THE TASK: Count how many lines hold the string "ограничений", and give only that number.
=== MATERIAL PROVIDED ===
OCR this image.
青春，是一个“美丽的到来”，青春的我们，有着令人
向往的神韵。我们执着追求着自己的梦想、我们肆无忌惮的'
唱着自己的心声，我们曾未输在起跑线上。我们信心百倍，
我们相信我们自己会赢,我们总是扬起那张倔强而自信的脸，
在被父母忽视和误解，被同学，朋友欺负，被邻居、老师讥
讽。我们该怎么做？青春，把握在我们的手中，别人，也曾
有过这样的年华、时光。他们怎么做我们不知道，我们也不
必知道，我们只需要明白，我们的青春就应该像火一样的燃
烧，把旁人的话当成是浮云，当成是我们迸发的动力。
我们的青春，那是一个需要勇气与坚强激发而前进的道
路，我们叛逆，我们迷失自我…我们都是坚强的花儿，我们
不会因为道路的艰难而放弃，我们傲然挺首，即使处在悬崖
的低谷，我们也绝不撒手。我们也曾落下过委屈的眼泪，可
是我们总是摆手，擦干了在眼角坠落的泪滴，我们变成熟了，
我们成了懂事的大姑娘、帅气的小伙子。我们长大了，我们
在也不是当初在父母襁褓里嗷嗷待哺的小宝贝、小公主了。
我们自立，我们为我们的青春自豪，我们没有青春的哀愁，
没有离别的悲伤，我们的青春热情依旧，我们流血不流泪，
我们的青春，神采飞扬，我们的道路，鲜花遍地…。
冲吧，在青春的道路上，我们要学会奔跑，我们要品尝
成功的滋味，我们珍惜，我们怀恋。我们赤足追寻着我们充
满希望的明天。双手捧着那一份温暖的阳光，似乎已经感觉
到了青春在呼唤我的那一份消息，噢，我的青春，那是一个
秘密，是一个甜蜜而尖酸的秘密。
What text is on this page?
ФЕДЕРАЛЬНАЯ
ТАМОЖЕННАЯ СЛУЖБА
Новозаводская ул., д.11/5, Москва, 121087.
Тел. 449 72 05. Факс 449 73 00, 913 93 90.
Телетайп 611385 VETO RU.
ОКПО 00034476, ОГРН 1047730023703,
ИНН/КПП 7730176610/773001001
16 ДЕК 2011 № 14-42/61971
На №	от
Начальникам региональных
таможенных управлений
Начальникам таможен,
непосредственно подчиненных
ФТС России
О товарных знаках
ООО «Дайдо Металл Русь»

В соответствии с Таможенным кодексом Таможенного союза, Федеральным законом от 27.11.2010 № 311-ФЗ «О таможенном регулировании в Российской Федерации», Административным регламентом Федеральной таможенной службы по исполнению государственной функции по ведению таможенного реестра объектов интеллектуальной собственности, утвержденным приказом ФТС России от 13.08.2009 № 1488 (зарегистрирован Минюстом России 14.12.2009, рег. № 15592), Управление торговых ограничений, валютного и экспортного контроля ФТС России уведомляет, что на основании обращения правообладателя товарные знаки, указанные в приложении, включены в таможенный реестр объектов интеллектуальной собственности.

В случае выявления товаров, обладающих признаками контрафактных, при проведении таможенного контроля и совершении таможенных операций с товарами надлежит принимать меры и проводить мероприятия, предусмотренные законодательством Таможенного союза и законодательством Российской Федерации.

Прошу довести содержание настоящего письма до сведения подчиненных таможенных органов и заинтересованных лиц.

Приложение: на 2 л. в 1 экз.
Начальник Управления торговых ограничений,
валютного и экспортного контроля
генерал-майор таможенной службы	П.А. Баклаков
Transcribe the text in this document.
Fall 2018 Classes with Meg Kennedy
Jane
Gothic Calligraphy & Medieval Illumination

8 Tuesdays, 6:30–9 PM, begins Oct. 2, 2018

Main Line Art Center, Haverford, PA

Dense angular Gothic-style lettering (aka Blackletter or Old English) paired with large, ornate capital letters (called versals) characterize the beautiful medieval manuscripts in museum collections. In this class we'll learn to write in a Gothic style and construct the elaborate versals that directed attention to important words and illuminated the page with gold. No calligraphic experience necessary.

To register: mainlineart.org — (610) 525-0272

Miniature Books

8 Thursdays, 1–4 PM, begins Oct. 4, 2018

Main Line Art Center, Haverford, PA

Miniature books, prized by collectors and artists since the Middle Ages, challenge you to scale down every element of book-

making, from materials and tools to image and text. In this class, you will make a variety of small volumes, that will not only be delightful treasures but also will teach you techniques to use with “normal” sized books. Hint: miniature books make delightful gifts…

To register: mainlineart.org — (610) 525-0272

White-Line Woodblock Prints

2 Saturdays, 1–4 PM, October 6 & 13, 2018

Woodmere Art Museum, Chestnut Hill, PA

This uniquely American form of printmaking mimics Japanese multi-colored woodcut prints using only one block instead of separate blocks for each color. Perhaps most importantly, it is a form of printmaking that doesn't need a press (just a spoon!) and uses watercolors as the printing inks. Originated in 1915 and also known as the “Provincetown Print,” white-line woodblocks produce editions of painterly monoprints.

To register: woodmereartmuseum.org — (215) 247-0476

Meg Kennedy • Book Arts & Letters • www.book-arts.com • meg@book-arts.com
===
SOLUTION BELOW: 2